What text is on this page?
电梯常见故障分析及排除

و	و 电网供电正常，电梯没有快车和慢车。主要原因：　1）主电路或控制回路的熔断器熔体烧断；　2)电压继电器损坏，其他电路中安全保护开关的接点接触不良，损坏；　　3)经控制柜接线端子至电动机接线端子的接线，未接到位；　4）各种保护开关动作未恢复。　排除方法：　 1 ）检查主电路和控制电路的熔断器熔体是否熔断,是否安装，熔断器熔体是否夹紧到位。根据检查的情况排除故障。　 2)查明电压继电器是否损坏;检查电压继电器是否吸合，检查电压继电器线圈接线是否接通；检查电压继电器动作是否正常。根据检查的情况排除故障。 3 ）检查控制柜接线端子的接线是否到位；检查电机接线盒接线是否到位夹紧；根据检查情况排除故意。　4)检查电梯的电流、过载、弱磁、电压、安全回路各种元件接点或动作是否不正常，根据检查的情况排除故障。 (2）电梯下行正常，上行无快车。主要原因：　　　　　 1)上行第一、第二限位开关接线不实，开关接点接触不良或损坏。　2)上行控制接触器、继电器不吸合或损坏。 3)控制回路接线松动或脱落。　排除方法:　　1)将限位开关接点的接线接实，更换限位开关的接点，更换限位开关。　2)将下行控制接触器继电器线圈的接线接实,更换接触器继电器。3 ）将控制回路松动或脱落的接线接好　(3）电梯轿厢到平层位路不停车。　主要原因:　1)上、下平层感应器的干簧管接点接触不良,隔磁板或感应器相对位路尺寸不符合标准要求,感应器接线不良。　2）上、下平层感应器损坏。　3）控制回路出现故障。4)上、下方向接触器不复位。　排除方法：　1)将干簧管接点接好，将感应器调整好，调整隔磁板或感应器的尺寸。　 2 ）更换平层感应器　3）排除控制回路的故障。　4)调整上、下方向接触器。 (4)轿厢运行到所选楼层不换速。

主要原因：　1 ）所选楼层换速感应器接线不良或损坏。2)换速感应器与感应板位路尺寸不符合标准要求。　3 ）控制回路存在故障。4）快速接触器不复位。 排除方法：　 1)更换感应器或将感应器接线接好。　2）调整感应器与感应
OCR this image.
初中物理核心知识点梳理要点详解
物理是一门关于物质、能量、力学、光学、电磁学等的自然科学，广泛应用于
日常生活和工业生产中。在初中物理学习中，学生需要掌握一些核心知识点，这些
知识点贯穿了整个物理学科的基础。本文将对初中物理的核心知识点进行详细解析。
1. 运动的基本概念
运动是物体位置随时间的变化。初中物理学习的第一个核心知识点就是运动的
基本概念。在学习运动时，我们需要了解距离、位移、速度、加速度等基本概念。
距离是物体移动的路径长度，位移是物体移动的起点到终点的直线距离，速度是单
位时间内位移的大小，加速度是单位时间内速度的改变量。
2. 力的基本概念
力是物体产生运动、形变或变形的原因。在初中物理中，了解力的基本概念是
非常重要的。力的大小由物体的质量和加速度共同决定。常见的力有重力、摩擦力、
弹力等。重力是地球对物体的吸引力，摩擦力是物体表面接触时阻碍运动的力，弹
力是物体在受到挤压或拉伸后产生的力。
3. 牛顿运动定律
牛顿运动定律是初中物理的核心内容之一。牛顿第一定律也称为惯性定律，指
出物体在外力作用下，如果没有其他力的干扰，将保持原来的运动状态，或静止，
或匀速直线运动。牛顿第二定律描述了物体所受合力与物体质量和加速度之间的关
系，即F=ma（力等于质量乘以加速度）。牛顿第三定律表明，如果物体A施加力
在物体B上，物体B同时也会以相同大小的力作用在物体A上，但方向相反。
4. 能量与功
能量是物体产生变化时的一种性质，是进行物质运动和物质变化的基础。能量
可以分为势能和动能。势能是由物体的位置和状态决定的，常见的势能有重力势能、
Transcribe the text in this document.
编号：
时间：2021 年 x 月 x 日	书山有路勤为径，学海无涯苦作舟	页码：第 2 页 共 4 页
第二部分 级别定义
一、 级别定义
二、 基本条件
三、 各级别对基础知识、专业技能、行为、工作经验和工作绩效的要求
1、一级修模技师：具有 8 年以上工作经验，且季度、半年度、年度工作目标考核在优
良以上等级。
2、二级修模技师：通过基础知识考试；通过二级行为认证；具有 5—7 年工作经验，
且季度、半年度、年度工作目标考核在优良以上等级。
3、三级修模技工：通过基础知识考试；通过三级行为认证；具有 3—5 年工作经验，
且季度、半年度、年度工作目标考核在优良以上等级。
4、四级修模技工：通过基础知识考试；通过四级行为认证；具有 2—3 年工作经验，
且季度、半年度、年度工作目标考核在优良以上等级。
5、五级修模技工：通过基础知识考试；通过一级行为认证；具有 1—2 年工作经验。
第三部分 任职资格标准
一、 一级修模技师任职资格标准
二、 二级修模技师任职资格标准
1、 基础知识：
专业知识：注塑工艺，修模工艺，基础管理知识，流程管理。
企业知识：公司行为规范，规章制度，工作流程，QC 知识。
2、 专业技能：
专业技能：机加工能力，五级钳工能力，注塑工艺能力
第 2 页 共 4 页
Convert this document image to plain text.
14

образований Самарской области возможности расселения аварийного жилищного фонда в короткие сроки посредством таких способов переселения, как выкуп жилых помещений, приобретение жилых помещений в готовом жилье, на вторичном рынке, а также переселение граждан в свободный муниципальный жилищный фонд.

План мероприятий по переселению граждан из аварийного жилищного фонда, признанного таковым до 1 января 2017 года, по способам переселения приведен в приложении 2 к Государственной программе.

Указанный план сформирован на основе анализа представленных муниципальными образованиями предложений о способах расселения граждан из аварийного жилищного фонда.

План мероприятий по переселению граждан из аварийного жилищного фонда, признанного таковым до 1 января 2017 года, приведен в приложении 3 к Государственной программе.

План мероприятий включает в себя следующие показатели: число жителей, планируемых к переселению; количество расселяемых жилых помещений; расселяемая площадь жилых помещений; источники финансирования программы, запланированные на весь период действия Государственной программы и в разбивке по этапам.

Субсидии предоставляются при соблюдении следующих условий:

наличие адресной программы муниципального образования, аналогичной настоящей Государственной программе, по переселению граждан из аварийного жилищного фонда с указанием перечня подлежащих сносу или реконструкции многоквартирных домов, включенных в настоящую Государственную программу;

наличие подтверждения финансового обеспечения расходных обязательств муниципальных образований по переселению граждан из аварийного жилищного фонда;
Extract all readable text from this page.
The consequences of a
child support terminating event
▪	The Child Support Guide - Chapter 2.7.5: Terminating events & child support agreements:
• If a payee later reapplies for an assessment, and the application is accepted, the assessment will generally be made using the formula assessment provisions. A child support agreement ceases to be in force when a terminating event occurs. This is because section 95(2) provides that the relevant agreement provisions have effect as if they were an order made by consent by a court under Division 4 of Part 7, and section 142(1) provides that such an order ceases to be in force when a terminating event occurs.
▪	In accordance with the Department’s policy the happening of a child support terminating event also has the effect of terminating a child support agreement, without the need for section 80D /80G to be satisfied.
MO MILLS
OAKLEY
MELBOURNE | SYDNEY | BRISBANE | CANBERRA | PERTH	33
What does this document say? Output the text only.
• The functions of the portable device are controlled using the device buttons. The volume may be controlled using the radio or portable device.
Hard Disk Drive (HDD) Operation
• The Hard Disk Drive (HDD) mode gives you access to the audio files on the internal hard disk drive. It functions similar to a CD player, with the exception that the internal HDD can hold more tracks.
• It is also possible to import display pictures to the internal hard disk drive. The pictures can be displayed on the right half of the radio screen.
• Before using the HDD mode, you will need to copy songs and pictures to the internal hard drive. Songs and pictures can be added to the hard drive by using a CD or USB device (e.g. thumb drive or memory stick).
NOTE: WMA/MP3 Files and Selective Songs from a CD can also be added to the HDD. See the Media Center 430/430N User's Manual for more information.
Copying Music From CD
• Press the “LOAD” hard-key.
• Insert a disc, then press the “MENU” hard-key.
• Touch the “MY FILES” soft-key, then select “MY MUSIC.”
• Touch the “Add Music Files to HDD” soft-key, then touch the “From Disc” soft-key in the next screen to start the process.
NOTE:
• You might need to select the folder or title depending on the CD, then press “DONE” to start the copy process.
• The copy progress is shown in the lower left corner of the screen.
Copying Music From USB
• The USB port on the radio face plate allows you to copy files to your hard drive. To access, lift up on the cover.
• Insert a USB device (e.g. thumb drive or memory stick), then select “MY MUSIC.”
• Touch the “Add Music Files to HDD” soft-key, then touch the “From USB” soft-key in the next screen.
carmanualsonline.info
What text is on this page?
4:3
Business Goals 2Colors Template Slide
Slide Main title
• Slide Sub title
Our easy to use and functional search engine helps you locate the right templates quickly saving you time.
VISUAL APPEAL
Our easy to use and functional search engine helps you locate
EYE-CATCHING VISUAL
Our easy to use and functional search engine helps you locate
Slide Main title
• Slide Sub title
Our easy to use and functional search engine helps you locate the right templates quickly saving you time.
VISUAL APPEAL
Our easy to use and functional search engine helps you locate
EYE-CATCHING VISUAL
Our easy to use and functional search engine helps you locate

•••

Aim
Go through the records and gather the lines that hold "stick".

Solution to this task
• Before using the HDD mode, you will need to copy songs and pictures to the internal hard drive. Songs and pictures can be added to the hard drive by using a CD or USB device (e.g. thumb drive or memory stick).
• Insert a USB device (e.g. thumb drive or memory stick), then select “MY MUSIC.”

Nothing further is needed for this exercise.